## REQUIREMENTS
Every line that contains the word "fields" should be copied.

⁂

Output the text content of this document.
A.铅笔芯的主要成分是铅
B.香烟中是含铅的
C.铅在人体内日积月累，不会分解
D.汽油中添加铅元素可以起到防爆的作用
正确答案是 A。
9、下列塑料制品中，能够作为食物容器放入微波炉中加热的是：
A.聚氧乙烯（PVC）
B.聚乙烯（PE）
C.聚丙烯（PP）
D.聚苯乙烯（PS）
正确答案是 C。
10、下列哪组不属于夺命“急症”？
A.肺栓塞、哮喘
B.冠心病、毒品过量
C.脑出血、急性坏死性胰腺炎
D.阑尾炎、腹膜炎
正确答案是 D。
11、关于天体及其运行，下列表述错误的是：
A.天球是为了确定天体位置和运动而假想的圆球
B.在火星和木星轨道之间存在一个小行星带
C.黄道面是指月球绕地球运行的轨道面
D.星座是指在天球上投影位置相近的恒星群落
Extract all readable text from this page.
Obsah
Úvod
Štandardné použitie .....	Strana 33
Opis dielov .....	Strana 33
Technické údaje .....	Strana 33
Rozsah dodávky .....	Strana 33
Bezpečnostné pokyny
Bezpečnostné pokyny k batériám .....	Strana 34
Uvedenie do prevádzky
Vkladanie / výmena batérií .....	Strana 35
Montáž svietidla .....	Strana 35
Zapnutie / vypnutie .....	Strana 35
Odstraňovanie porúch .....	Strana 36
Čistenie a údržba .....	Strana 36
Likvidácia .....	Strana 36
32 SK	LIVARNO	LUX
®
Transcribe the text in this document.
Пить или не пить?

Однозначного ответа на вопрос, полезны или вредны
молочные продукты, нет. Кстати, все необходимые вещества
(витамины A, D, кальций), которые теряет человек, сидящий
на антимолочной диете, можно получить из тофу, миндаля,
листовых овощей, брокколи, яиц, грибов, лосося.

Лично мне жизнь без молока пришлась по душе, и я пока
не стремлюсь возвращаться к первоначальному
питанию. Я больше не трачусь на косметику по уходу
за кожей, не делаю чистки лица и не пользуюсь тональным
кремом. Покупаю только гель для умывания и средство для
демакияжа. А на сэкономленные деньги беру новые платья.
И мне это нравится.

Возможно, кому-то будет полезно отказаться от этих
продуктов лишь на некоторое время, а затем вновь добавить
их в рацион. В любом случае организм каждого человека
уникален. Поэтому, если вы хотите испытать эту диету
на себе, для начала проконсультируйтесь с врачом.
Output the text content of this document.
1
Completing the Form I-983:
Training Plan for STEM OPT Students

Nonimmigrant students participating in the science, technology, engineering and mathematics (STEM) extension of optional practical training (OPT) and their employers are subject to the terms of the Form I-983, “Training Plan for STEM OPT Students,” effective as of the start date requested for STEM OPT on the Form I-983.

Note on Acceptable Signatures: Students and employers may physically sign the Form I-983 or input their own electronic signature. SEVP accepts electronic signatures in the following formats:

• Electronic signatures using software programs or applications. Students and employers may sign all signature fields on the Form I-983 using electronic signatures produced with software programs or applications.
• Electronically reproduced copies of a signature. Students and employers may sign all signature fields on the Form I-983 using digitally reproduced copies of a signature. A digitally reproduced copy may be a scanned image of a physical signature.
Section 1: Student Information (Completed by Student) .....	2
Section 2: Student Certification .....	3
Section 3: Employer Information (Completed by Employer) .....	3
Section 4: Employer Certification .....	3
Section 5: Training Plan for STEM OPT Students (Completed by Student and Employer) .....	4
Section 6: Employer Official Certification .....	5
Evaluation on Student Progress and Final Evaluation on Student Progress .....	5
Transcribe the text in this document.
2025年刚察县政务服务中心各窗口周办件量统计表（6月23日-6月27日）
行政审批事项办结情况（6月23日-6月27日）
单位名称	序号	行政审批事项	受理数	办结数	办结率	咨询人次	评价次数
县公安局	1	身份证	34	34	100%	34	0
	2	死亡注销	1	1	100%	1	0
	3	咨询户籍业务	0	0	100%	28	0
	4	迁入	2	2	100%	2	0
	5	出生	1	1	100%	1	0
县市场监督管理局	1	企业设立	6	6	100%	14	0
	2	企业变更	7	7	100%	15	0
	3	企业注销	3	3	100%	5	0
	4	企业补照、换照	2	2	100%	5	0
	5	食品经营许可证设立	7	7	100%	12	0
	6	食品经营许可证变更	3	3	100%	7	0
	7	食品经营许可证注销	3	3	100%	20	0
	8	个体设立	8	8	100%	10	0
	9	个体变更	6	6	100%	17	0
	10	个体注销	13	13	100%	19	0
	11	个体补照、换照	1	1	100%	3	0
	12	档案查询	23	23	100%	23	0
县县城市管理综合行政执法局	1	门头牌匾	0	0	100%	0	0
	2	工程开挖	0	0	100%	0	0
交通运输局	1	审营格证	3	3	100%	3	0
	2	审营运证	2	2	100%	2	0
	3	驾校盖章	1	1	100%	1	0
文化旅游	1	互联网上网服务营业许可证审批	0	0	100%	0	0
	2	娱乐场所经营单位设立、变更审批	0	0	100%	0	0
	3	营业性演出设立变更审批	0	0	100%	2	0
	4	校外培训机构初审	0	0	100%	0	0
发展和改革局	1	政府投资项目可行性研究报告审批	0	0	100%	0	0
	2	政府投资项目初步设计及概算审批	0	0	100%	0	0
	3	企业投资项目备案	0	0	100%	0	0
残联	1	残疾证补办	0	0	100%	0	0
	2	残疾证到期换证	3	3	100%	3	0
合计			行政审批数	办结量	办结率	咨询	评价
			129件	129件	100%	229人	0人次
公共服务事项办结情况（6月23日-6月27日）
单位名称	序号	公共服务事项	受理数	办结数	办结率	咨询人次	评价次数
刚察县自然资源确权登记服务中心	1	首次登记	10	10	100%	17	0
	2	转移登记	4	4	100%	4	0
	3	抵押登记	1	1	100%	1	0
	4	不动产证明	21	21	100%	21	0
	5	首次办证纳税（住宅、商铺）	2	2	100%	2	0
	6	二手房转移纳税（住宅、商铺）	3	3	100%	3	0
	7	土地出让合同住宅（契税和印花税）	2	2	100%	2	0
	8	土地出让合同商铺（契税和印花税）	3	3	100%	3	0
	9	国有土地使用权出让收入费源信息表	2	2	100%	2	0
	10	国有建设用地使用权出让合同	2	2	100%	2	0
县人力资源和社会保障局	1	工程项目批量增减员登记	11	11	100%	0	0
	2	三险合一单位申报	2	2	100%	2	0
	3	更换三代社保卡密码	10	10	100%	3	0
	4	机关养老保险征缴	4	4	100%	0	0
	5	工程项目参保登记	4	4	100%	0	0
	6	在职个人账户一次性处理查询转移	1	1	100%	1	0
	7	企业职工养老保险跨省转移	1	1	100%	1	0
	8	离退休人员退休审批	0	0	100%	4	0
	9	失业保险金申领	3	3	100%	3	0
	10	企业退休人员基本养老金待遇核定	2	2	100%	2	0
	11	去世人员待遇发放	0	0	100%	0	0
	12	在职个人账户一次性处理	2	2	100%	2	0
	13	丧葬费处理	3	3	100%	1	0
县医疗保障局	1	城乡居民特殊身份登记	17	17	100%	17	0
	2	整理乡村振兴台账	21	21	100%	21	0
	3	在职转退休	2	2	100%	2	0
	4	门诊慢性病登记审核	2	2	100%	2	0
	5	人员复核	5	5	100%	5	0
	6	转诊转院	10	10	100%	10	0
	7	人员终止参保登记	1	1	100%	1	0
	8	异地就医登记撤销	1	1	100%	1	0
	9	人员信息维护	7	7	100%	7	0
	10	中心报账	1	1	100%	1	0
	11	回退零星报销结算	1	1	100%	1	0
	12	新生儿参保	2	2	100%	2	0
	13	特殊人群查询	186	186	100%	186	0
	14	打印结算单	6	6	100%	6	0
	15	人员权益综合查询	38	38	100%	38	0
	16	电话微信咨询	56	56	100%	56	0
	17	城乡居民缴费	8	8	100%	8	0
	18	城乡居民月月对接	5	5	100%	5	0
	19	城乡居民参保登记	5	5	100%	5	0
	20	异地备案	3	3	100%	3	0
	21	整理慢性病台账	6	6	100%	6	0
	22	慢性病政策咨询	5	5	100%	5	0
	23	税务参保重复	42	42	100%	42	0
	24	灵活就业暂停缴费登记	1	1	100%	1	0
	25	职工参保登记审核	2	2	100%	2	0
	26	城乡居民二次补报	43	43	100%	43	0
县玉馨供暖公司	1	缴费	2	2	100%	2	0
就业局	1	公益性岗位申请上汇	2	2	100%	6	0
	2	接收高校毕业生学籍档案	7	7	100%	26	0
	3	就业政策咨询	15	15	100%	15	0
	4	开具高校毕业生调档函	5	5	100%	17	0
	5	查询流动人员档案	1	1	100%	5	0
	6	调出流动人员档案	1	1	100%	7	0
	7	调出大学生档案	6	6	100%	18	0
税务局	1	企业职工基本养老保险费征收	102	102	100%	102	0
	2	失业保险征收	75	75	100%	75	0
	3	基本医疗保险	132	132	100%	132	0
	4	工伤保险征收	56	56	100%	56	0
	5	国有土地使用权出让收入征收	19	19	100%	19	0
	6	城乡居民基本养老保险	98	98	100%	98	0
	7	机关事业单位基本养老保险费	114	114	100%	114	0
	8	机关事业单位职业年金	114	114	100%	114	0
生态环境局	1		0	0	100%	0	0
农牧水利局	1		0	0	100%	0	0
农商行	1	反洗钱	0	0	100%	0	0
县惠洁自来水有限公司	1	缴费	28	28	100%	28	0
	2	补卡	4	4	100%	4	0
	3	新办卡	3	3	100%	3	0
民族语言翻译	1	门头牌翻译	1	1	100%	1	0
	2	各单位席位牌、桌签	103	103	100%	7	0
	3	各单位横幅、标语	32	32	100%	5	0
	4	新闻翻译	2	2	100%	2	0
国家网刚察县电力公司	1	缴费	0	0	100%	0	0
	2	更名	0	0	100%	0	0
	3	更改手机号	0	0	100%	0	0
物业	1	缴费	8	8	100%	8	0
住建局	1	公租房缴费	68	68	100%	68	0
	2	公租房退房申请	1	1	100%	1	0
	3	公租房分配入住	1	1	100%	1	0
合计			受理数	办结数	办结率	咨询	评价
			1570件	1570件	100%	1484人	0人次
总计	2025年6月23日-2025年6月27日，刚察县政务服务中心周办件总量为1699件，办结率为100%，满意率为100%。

⁂

## RESULT
• Electronic signatures using software programs or applications. Students and employers may sign all signature fields on the Form I-983 using electronic signatures produced with software programs or applications.
• Electronically reproduced copies of a signature. Students and employers may sign all signature fields on the Form I-983 using digitally reproduced copies of a signature. A digitally reproduced copy may be a scanned image of a physical signature.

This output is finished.